YOUR INSTRUCTIONS
Leave out the pictures and repeat the rest of the material exactly.

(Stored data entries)
#####

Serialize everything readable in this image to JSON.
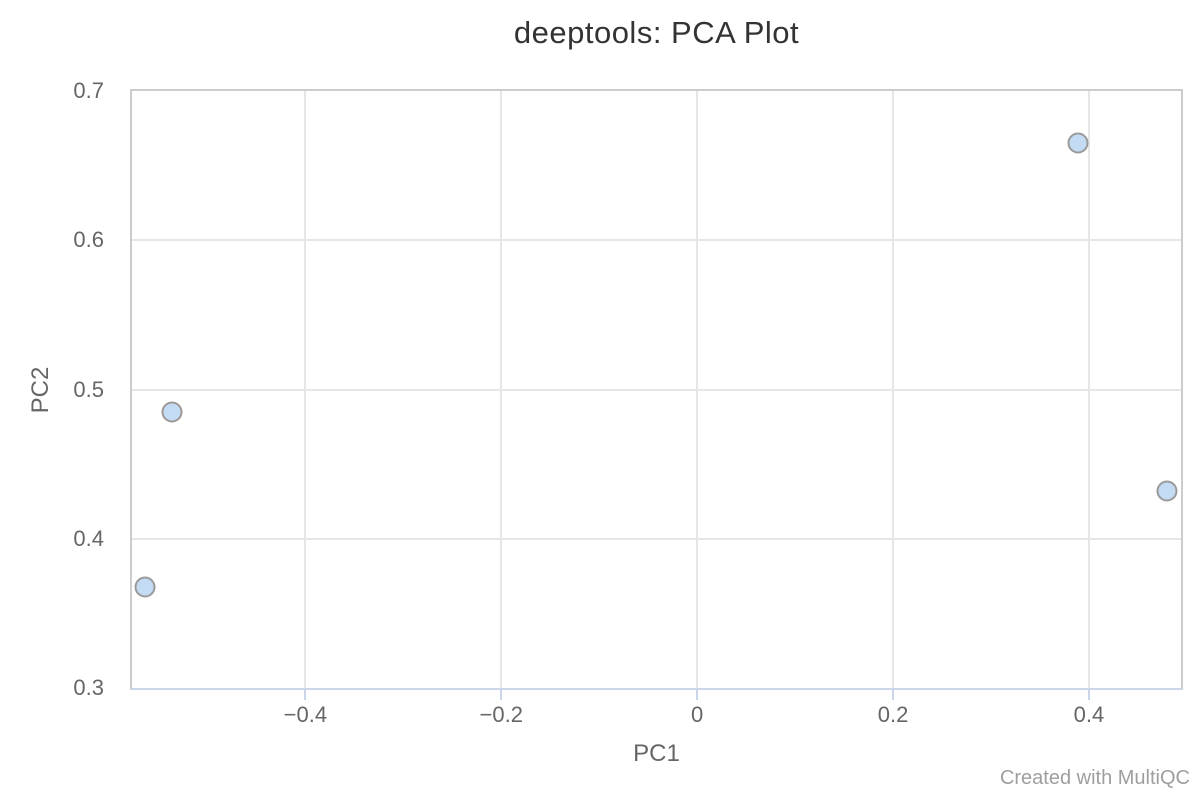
{
  "chart": {
    "title": "deeptools: PCA Plot",
    "xlabel": "PC1",
    "ylabel": "PC2"
  },
  "footer": {
    "watermark": "Created with MultiQC"
  },
  "colors": {
    "title_text": "#333333",
    "axis_text": "#666666",
    "watermark_text": "#9e9e9e",
    "plot_border": "#cccccc",
    "axis_line": "#ccd6eb",
    "gridline": "#e6e6e6",
    "marker_fill": "#c3dcf3",
    "marker_stroke": "#9a9a9a"
  },
  "chart_data": {
    "type": "scatter",
    "title": "deeptools: PCA Plot",
    "xlabel": "PC1",
    "ylabel": "PC2",
    "xlim": [
      -0.577,
      0.494
    ],
    "ylim": [
      0.3,
      0.7
    ],
    "grid": true,
    "legend_position": "none",
    "x_ticks": [
      {
        "value": -0.4,
        "label": "−0.4"
      },
      {
        "value": -0.2,
        "label": "−0.2"
      },
      {
        "value": 0,
        "label": "0"
      },
      {
        "value": 0.2,
        "label": "0.2"
      },
      {
        "value": 0.4,
        "label": "0.4"
      }
    ],
    "y_ticks": [
      {
        "value": 0.3,
        "label": "0.3"
      },
      {
        "value": 0.4,
        "label": "0.4"
      },
      {
        "value": 0.5,
        "label": "0.5"
      },
      {
        "value": 0.6,
        "label": "0.6"
      },
      {
        "value": 0.7,
        "label": "0.7"
      }
    ],
    "points": [
      {
        "x": 0.389,
        "y": 0.665
      },
      {
        "x": -0.536,
        "y": 0.485
      },
      {
        "x": 0.48,
        "y": 0.432
      },
      {
        "x": -0.564,
        "y": 0.368
      }
    ],
    "marker_radius": 10
  }
}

#####

OUTPUT OF THE EXERCISE
Serialize everything readable in this image to JSON.
{
  "chart": {
    "title": "deeptools: PCA Plot",
    "xlabel": "PC1",
    "ylabel": "PC2"
  },
  "footer": {
    "watermark": "Created with MultiQC"
  },
  "colors": {
    "title_text": "#333333",
    "axis_text": "#666666",
    "watermark_text": "#9e9e9e",
    "plot_border": "#cccccc",
    "axis_line": "#ccd6eb",
    "gridline": "#e6e6e6",
    "marker_fill": "#c3dcf3",
    "marker_stroke": "#9a9a9a"
  },
  "chart_data": {
    "type": "scatter",
    "title": "deeptools: PCA Plot",
    "xlabel": "PC1",
    "ylabel": "PC2",
    "xlim": [
      -0.577,
      0.494
    ],
    "ylim": [
      0.3,
      0.7
    ],
    "grid": true,
    "legend_position": "none",
    "x_ticks": [
      {
        "value": -0.4,
        "label": "−0.4"
      },
      {
        "value": -0.2,
        "label": "−0.2"
      },
      {
        "value": 0,
        "label": "0"
      },
      {
        "value": 0.2,
        "label": "0.2"
      },
      {
        "value": 0.4,
        "label": "0.4"
      }
    ],
    "y_ticks": [
      {
        "value": 0.3,
        "label": "0.3"
      },
      {
        "value": 0.4,
        "label": "0.4"
      },
      {
        "value": 0.5,
        "label": "0.5"
      },
      {
        "value": 0.6,
        "label": "0.6"
      },
      {
        "value": 0.7,
        "label": "0.7"
      }
    ],
    "points": [
      {
        "x": 0.389,
        "y": 0.665
      },
      {
        "x": -0.536,
        "y": 0.485
      },
      {
        "x": 0.48,
        "y": 0.432
      },
      {
        "x": -0.564,
        "y": 0.368
      }
    ],
    "marker_radius": 10
  }
}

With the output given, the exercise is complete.